# Written problem:
Find all lines in the records that include the word "this", and copy them out.

====== Provided data ======

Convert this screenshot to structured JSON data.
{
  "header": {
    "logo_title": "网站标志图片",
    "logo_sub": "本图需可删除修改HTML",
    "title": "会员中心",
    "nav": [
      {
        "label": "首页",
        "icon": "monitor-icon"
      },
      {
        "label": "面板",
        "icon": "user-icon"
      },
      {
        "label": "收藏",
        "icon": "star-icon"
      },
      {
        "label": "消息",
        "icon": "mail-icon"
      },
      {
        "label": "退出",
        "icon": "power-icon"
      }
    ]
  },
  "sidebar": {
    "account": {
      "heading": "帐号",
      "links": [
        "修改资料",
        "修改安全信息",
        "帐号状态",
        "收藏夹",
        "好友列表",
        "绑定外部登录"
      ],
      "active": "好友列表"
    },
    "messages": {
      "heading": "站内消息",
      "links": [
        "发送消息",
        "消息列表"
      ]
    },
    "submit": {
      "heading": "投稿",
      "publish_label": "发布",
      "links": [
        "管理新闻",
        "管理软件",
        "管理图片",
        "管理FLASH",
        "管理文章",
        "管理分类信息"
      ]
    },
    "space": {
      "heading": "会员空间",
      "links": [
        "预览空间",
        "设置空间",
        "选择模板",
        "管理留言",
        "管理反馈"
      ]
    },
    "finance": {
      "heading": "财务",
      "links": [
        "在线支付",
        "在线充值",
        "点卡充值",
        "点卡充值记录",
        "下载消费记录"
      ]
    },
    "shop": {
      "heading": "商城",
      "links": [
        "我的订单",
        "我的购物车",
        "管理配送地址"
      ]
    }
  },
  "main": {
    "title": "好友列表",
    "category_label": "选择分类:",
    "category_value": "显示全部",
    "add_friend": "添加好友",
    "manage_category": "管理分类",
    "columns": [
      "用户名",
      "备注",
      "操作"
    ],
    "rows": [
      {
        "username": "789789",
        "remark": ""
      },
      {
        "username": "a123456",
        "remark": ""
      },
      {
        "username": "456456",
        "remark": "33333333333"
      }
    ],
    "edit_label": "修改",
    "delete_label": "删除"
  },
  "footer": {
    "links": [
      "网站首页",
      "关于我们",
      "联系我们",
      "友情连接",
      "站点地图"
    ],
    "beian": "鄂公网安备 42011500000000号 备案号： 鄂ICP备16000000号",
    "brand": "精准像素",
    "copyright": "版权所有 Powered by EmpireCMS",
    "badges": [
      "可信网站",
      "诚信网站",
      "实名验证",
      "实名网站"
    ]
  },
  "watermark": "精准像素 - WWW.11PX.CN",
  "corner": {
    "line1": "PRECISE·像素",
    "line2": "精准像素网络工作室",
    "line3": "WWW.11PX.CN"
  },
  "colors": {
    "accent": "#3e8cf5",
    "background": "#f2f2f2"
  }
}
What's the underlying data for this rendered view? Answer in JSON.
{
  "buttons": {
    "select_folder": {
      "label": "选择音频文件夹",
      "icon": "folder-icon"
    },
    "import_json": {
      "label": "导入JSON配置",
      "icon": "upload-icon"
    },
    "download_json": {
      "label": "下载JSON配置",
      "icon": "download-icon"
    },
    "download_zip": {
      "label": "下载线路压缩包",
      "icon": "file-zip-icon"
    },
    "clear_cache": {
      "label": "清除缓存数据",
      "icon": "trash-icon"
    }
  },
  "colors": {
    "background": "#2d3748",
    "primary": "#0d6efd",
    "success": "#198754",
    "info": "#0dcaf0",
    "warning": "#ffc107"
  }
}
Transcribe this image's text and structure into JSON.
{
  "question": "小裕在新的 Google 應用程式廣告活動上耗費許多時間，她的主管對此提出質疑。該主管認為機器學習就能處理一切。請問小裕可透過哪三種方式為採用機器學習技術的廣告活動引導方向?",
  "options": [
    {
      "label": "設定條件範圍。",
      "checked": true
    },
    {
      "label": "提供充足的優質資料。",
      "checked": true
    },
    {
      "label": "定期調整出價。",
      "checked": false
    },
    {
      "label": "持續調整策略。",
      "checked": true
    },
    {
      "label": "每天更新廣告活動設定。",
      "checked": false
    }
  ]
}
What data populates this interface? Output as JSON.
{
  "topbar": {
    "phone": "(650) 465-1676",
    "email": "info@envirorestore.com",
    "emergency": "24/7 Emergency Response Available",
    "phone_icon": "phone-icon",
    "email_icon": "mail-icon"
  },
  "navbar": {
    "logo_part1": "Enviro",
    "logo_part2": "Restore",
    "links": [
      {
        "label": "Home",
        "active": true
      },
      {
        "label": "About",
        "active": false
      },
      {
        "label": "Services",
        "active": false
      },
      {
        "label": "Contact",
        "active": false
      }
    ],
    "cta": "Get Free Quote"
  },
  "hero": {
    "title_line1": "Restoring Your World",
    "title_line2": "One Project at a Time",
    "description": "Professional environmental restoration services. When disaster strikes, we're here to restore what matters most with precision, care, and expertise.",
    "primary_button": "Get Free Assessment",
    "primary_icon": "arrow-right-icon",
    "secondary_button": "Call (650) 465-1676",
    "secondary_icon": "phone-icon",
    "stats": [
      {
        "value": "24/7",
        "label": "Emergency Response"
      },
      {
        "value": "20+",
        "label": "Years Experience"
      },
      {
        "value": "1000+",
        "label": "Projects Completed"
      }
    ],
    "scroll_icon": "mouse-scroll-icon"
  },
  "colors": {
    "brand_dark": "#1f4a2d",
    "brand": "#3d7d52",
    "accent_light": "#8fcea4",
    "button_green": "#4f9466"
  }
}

======

# Written solution:
Convert this screenshot to structured JSON data.
What's the underlying data for this rendered view? Answer in JSON.
Transcribe this image's text and structure into JSON.
What data populates this interface? Output as JSON.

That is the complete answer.